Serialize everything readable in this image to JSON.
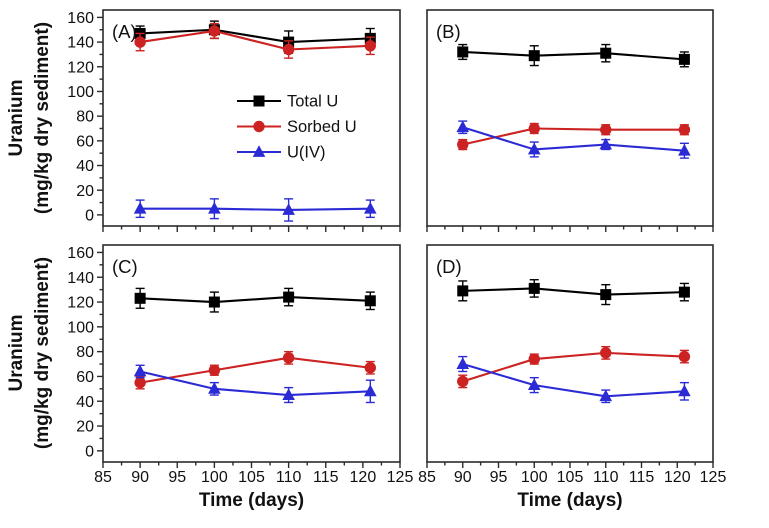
{
  "figure": {
    "ylabel_line1": "Uranium",
    "ylabel_line2": "(mg/kg dry sediment)",
    "xlabel": "Time (days)",
    "background": "#ffffff",
    "frame_color": "#2b2b2b"
  },
  "axes": {
    "xlim": [
      85,
      125
    ],
    "ylim": [
      -9,
      166
    ],
    "xticks": [
      85,
      90,
      95,
      100,
      105,
      110,
      115,
      120,
      125
    ],
    "x_minor_ticks": [
      87.5,
      92.5,
      97.5,
      102.5,
      107.5,
      112.5,
      117.5,
      122.5
    ],
    "yticks": [
      0,
      20,
      40,
      60,
      80,
      100,
      120,
      140,
      160
    ],
    "y_minor_ticks": [
      10,
      30,
      50,
      70,
      90,
      110,
      130,
      150
    ],
    "grid": false,
    "legend_position": "inside panel A, center"
  },
  "legend": {
    "entries": [
      "Total U",
      "Sorbed U",
      "U(IV)"
    ]
  },
  "colors": {
    "total_u": "#000000",
    "sorbed_u": "#cc2222",
    "u_iv": "#2b2bd5"
  },
  "chart_data": [
    {
      "type": "line",
      "panel_label": "(A)",
      "x": [
        90,
        100,
        110,
        121
      ],
      "series": [
        {
          "name": "Total U",
          "color": "#000000",
          "marker": "square",
          "values": [
            147,
            150,
            140,
            143
          ],
          "err": [
            6,
            7,
            9,
            8
          ]
        },
        {
          "name": "Sorbed U",
          "color": "#cc2222",
          "marker": "circle",
          "values": [
            140,
            149,
            134,
            137
          ],
          "err": [
            7,
            6,
            7,
            7
          ]
        },
        {
          "name": "U(IV)",
          "color": "#2b2bd5",
          "marker": "triangle",
          "values": [
            5,
            5,
            4,
            5
          ],
          "err": [
            7,
            8,
            9,
            7
          ]
        }
      ]
    },
    {
      "type": "line",
      "panel_label": "(B)",
      "x": [
        90,
        100,
        110,
        121
      ],
      "series": [
        {
          "name": "Total U",
          "color": "#000000",
          "marker": "square",
          "values": [
            132,
            129,
            131,
            126
          ],
          "err": [
            6,
            8,
            7,
            6
          ]
        },
        {
          "name": "Sorbed U",
          "color": "#cc2222",
          "marker": "circle",
          "values": [
            57,
            70,
            69,
            69
          ],
          "err": [
            4,
            4,
            4,
            4
          ]
        },
        {
          "name": "U(IV)",
          "color": "#2b2bd5",
          "marker": "triangle",
          "values": [
            71,
            53,
            57,
            52
          ],
          "err": [
            5,
            6,
            4,
            6
          ]
        }
      ]
    },
    {
      "type": "line",
      "panel_label": "(C)",
      "x": [
        90,
        100,
        110,
        121
      ],
      "series": [
        {
          "name": "Total U",
          "color": "#000000",
          "marker": "square",
          "values": [
            123,
            120,
            124,
            121
          ],
          "err": [
            8,
            8,
            7,
            7
          ]
        },
        {
          "name": "Sorbed U",
          "color": "#cc2222",
          "marker": "circle",
          "values": [
            55,
            65,
            75,
            67
          ],
          "err": [
            5,
            4,
            5,
            5
          ]
        },
        {
          "name": "U(IV)",
          "color": "#2b2bd5",
          "marker": "triangle",
          "values": [
            64,
            50,
            45,
            48
          ],
          "err": [
            5,
            5,
            6,
            9
          ]
        }
      ]
    },
    {
      "type": "line",
      "panel_label": "(D)",
      "x": [
        90,
        100,
        110,
        121
      ],
      "series": [
        {
          "name": "Total U",
          "color": "#000000",
          "marker": "square",
          "values": [
            129,
            131,
            126,
            128
          ],
          "err": [
            8,
            7,
            8,
            7
          ]
        },
        {
          "name": "Sorbed U",
          "color": "#cc2222",
          "marker": "circle",
          "values": [
            56,
            74,
            79,
            76
          ],
          "err": [
            5,
            4,
            5,
            5
          ]
        },
        {
          "name": "U(IV)",
          "color": "#2b2bd5",
          "marker": "triangle",
          "values": [
            70,
            53,
            44,
            48
          ],
          "err": [
            6,
            6,
            5,
            7
          ]
        }
      ]
    }
  ]
}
----
**Written exercise:** All of the lines above should be printed exactly, minus the pictures.

**Complete output:**
Serialize everything readable in this image to JSON.
{
  "figure": {
    "ylabel_line1": "Uranium",
    "ylabel_line2": "(mg/kg dry sediment)",
    "xlabel": "Time (days)",
    "background": "#ffffff",
    "frame_color": "#2b2b2b"
  },
  "axes": {
    "xlim": [
      85,
      125
    ],
    "ylim": [
      -9,
      166
    ],
    "xticks": [
      85,
      90,
      95,
      100,
      105,
      110,
      115,
      120,
      125
    ],
    "x_minor_ticks": [
      87.5,
      92.5,
      97.5,
      102.5,
      107.5,
      112.5,
      117.5,
      122.5
    ],
    "yticks": [
      0,
      20,
      40,
      60,
      80,
      100,
      120,
      140,
      160
    ],
    "y_minor_ticks": [
      10,
      30,
      50,
      70,
      90,
      110,
      130,
      150
    ],
    "grid": false,
    "legend_position": "inside panel A, center"
  },
  "legend": {
    "entries": [
      "Total U",
      "Sorbed U",
      "U(IV)"
    ]
  },
  "colors": {
    "total_u": "#000000",
    "sorbed_u": "#cc2222",
    "u_iv": "#2b2bd5"
  },
  "chart_data": [
    {
      "type": "line",
      "panel_label": "(A)",
      "x": [
        90,
        100,
        110,
        121
      ],
      "series": [
        {
          "name": "Total U",
          "color": "#000000",
          "marker": "square",
          "values": [
            147,
            150,
            140,
            143
          ],
          "err": [
            6,
            7,
            9,
            8
          ]
        },
        {
          "name": "Sorbed U",
          "color": "#cc2222",
          "marker": "circle",
          "values": [
            140,
            149,
            134,
            137
          ],
          "err": [
            7,
            6,
            7,
            7
          ]
        },
        {
          "name": "U(IV)",
          "color": "#2b2bd5",
          "marker": "triangle",
          "values": [
            5,
            5,
            4,
            5
          ],
          "err": [
            7,
            8,
            9,
            7
          ]
        }
      ]
    },
    {
      "type": "line",
      "panel_label": "(B)",
      "x": [
        90,
        100,
        110,
        121
      ],
      "series": [
        {
          "name": "Total U",
          "color": "#000000",
          "marker": "square",
          "values": [
            132,
            129,
            131,
            126
          ],
          "err": [
            6,
            8,
            7,
            6
          ]
        },
        {
          "name": "Sorbed U",
          "color": "#cc2222",
          "marker": "circle",
          "values": [
            57,
            70,
            69,
            69
          ],
          "err": [
            4,
            4,
            4,
            4
          ]
        },
        {
          "name": "U(IV)",
          "color": "#2b2bd5",
          "marker": "triangle",
          "values": [
            71,
            53,
            57,
            52
          ],
          "err": [
            5,
            6,
            4,
            6
          ]
        }
      ]
    },
    {
      "type": "line",
      "panel_label": "(C)",
      "x": [
        90,
        100,
        110,
        121
      ],
      "series": [
        {
          "name": "Total U",
          "color": "#000000",
          "marker": "square",
          "values": [
            123,
            120,
            124,
            121
          ],
          "err": [
            8,
            8,
            7,
            7
          ]
        },
        {
          "name": "Sorbed U",
          "color": "#cc2222",
          "marker": "circle",
          "values": [
            55,
            65,
            75,
            67
          ],
          "err": [
            5,
            4,
            5,
            5
          ]
        },
        {
          "name": "U(IV)",
          "color": "#2b2bd5",
          "marker": "triangle",
          "values": [
            64,
            50,
            45,
            48
          ],
          "err": [
            5,
            5,
            6,
            9
          ]
        }
      ]
    },
    {
      "type": "line",
      "panel_label": "(D)",
      "x": [
        90,
        100,
        110,
        121
      ],
      "series": [
        {
          "name": "Total U",
          "color": "#000000",
          "marker": "square",
          "values": [
            129,
            131,
            126,
            128
          ],
          "err": [
            8,
            7,
            8,
            7
          ]
        },
        {
          "name": "Sorbed U",
          "color": "#cc2222",
          "marker": "circle",
          "values": [
            56,
            74,
            79,
            76
          ],
          "err": [
            5,
            4,
            5,
            5
          ]
        },
        {
          "name": "U(IV)",
          "color": "#2b2bd5",
          "marker": "triangle",
          "values": [
            70,
            53,
            44,
            48
          ],
          "err": [
            6,
            6,
            5,
            7
          ]
        }
      ]
    }
  ]
}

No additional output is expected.